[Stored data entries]
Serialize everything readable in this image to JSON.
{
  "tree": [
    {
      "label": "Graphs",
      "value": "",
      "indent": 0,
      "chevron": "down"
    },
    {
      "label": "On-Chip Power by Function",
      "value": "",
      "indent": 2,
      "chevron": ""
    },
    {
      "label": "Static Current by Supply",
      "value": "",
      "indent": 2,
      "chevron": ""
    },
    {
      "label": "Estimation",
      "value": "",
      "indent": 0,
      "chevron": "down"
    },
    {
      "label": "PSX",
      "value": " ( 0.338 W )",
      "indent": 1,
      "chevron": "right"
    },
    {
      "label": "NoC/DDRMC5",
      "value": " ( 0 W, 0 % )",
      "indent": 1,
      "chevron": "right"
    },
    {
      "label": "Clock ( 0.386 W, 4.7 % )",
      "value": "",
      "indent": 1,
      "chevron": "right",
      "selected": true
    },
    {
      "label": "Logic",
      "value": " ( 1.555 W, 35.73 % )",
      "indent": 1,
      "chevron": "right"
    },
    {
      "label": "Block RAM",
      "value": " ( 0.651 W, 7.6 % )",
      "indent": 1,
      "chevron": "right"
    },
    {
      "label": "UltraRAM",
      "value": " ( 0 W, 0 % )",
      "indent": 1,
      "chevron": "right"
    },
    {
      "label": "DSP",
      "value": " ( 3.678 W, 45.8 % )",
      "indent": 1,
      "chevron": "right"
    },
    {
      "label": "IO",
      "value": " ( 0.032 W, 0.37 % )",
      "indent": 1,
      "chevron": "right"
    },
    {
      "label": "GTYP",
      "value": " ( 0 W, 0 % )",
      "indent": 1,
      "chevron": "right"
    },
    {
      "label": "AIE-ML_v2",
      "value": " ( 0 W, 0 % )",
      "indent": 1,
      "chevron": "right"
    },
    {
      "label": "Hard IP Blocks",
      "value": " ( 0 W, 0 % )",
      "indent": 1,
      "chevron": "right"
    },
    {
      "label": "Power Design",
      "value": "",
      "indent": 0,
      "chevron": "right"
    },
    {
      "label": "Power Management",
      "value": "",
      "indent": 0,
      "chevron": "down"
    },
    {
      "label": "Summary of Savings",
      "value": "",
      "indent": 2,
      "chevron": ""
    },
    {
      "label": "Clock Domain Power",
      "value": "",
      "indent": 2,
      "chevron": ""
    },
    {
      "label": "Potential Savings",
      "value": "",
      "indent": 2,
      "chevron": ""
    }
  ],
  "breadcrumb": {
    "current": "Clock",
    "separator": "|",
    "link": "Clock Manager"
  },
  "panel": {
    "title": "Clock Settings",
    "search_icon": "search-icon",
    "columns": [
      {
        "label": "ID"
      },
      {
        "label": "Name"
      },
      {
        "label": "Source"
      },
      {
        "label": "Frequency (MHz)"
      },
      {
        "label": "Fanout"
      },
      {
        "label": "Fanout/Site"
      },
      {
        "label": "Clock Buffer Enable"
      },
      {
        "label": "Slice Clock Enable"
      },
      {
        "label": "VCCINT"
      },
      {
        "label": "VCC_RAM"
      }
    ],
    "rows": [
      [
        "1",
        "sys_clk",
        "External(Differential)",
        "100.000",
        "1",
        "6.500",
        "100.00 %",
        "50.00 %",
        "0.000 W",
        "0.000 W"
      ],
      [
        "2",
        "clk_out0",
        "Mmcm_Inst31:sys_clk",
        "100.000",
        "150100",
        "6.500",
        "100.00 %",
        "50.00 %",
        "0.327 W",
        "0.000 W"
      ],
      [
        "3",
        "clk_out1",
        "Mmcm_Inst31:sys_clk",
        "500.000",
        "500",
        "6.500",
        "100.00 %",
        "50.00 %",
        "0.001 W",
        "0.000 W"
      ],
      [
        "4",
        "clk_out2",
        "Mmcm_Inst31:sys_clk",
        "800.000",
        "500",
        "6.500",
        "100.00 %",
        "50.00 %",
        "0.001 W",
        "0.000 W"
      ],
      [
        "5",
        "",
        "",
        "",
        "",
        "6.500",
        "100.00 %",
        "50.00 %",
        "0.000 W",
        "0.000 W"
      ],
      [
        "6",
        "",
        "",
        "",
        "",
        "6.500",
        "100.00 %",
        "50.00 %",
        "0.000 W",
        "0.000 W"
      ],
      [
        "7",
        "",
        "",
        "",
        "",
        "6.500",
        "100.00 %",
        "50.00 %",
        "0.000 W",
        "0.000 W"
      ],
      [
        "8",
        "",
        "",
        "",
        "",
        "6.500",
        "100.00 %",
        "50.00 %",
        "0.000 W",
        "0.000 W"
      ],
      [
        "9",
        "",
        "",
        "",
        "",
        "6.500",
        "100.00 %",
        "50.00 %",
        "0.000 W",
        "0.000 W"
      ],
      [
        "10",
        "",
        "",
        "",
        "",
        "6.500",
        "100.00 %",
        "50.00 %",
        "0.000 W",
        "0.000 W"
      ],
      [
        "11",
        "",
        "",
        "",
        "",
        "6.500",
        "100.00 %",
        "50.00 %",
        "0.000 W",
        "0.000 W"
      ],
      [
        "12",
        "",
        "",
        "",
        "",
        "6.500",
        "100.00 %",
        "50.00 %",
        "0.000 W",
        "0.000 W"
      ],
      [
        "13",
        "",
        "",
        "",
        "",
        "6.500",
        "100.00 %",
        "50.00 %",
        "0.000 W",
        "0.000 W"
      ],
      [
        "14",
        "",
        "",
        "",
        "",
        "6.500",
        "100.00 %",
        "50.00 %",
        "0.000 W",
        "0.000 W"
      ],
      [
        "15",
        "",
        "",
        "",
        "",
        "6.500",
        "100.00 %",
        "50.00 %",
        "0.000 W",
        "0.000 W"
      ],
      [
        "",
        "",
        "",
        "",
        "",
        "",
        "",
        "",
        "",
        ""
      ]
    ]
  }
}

EXERCISE DETAILS: Each line above that holds the string "Clock" should be copied and shown.

RESPONSE:
      "label": "Clock ( 0.386 W, 4.7 % )",
      "label": "Clock Domain Power",
    "current": "Clock",
    "link": "Clock Manager"
    "title": "Clock Settings",
        "label": "Clock Buffer Enable"
        "label": "Slice Clock Enable"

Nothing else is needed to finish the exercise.